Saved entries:

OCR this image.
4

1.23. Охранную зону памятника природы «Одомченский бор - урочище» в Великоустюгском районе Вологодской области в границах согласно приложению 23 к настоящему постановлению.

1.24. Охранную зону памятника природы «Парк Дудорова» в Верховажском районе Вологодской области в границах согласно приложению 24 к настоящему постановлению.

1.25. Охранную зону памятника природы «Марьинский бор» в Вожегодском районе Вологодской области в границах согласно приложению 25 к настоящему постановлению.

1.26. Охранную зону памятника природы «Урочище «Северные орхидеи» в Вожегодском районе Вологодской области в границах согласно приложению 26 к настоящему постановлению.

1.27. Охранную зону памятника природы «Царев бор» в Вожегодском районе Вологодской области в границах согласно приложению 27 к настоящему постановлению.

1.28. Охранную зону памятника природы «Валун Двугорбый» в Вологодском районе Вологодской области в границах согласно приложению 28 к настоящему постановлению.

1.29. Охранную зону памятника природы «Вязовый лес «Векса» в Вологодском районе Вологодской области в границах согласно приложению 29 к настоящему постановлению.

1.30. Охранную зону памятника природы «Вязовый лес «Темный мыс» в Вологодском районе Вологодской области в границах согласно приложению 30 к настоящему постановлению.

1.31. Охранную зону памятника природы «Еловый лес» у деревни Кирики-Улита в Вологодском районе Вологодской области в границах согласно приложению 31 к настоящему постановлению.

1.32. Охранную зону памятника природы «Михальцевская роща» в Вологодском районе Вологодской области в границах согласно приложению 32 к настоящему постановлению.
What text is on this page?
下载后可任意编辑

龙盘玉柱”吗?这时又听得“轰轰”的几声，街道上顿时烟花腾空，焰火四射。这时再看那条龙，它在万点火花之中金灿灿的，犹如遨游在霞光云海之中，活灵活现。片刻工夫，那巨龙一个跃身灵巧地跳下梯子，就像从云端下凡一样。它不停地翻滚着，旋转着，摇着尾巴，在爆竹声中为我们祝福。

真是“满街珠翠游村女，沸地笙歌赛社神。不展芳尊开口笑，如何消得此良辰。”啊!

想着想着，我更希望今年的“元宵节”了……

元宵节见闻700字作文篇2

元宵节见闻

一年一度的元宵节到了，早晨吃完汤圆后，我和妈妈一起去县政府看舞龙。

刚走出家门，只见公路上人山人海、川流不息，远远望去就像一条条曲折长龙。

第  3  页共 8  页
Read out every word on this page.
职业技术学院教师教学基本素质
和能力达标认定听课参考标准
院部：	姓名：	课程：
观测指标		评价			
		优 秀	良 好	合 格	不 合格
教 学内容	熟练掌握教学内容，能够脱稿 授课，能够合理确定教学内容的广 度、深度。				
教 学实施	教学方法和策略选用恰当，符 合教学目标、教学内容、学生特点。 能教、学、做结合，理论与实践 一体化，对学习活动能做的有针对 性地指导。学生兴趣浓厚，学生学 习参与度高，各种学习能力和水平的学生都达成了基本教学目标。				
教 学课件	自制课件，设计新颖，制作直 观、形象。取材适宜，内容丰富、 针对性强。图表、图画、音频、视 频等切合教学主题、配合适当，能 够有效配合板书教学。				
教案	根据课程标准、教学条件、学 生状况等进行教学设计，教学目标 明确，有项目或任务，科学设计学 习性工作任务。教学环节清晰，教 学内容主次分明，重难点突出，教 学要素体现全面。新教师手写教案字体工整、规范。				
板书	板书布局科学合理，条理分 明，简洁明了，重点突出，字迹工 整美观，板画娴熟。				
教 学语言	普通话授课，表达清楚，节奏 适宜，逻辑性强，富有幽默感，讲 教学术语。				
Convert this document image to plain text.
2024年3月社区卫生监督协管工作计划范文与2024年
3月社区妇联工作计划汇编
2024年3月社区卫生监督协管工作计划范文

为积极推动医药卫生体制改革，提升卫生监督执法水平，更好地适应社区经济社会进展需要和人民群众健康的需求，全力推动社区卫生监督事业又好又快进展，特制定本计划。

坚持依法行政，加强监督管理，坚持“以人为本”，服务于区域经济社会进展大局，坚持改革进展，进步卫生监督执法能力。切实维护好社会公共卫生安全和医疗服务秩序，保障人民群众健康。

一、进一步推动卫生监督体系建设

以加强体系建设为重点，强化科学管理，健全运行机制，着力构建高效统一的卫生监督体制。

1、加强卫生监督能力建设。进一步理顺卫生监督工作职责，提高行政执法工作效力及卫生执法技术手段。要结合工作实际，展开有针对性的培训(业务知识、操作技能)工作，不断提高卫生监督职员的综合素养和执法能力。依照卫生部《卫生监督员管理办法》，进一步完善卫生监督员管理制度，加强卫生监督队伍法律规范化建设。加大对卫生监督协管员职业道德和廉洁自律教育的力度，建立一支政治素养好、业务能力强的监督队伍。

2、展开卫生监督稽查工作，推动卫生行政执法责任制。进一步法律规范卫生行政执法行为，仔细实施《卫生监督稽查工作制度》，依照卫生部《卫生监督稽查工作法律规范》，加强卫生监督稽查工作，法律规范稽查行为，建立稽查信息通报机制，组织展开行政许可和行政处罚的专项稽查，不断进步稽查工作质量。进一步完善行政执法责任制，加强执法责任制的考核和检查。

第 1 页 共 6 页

> [EXERCISE DIRECTIONS] Copy all of the data exactly.

> [RESULT FOR THIS EXERCISE]
OCR this image.
4

1.23. Охранную зону памятника природы «Одомченский бор - урочище» в Великоустюгском районе Вологодской области в границах согласно приложению 23 к настоящему постановлению.

1.24. Охранную зону памятника природы «Парк Дудорова» в Верховажском районе Вологодской области в границах согласно приложению 24 к настоящему постановлению.

1.25. Охранную зону памятника природы «Марьинский бор» в Вожегодском районе Вологодской области в границах согласно приложению 25 к настоящему постановлению.

1.26. Охранную зону памятника природы «Урочище «Северные орхидеи» в Вожегодском районе Вологодской области в границах согласно приложению 26 к настоящему постановлению.

1.27. Охранную зону памятника природы «Царев бор» в Вожегодском районе Вологодской области в границах согласно приложению 27 к настоящему постановлению.

1.28. Охранную зону памятника природы «Валун Двугорбый» в Вологодском районе Вологодской области в границах согласно приложению 28 к настоящему постановлению.

1.29. Охранную зону памятника природы «Вязовый лес «Векса» в Вологодском районе Вологодской области в границах согласно приложению 29 к настоящему постановлению.

1.30. Охранную зону памятника природы «Вязовый лес «Темный мыс» в Вологодском районе Вологодской области в границах согласно приложению 30 к настоящему постановлению.

1.31. Охранную зону памятника природы «Еловый лес» у деревни Кирики-Улита в Вологодском районе Вологодской области в границах согласно приложению 31 к настоящему постановлению.

1.32. Охранную зону памятника природы «Михальцевская роща» в Вологодском районе Вологодской области в границах согласно приложению 32 к настоящему постановлению.
What text is on this page?
下载后可任意编辑

龙盘玉柱”吗?这时又听得“轰轰”的几声，街道上顿时烟花腾空，焰火四射。这时再看那条龙，它在万点火花之中金灿灿的，犹如遨游在霞光云海之中，活灵活现。片刻工夫，那巨龙一个跃身灵巧地跳下梯子，就像从云端下凡一样。它不停地翻滚着，旋转着，摇着尾巴，在爆竹声中为我们祝福。

真是“满街珠翠游村女，沸地笙歌赛社神。不展芳尊开口笑，如何消得此良辰。”啊!

想着想着，我更希望今年的“元宵节”了……

元宵节见闻700字作文篇2

元宵节见闻

一年一度的元宵节到了，早晨吃完汤圆后，我和妈妈一起去县政府看舞龙。

刚走出家门，只见公路上人山人海、川流不息，远远望去就像一条条曲折长龙。

第  3  页共 8  页
Read out every word on this page.
职业技术学院教师教学基本素质
和能力达标认定听课参考标准
院部：	姓名：	课程：
观测指标		评价			
		优 秀	良 好	合 格	不 合格
教 学内容	熟练掌握教学内容，能够脱稿 授课，能够合理确定教学内容的广 度、深度。				
教 学实施	教学方法和策略选用恰当，符 合教学目标、教学内容、学生特点。 能教、学、做结合，理论与实践 一体化，对学习活动能做的有针对 性地指导。学生兴趣浓厚，学生学 习参与度高，各种学习能力和水平的学生都达成了基本教学目标。				
教 学课件	自制课件，设计新颖，制作直 观、形象。取材适宜，内容丰富、 针对性强。图表、图画、音频、视 频等切合教学主题、配合适当，能 够有效配合板书教学。				
教案	根据课程标准、教学条件、学 生状况等进行教学设计，教学目标 明确，有项目或任务，科学设计学 习性工作任务。教学环节清晰，教 学内容主次分明，重难点突出，教 学要素体现全面。新教师手写教案字体工整、规范。				
板书	板书布局科学合理，条理分 明，简洁明了，重点突出，字迹工 整美观，板画娴熟。				
教 学语言	普通话授课，表达清楚，节奏 适宜，逻辑性强，富有幽默感，讲 教学术语。				
Convert this document image to plain text.
2024年3月社区卫生监督协管工作计划范文与2024年
3月社区妇联工作计划汇编
2024年3月社区卫生监督协管工作计划范文

为积极推动医药卫生体制改革，提升卫生监督执法水平，更好地适应社区经济社会进展需要和人民群众健康的需求，全力推动社区卫生监督事业又好又快进展，特制定本计划。

坚持依法行政，加强监督管理，坚持“以人为本”，服务于区域经济社会进展大局，坚持改革进展，进步卫生监督执法能力。切实维护好社会公共卫生安全和医疗服务秩序，保障人民群众健康。

一、进一步推动卫生监督体系建设

以加强体系建设为重点，强化科学管理，健全运行机制，着力构建高效统一的卫生监督体制。

1、加强卫生监督能力建设。进一步理顺卫生监督工作职责，提高行政执法工作效力及卫生执法技术手段。要结合工作实际，展开有针对性的培训(业务知识、操作技能)工作，不断提高卫生监督职员的综合素养和执法能力。依照卫生部《卫生监督员管理办法》，进一步完善卫生监督员管理制度，加强卫生监督队伍法律规范化建设。加大对卫生监督协管员职业道德和廉洁自律教育的力度，建立一支政治素养好、业务能力强的监督队伍。

2、展开卫生监督稽查工作，推动卫生行政执法责任制。进一步法律规范卫生行政执法行为，仔细实施《卫生监督稽查工作制度》，依照卫生部《卫生监督稽查工作法律规范》，加强卫生监督稽查工作，法律规范稽查行为，建立稽查信息通报机制，组织展开行政许可和行政处罚的专项稽查，不断进步稽查工作质量。进一步完善行政执法责任制，加强执法责任制的考核和检查。

第 1 页 共 6 页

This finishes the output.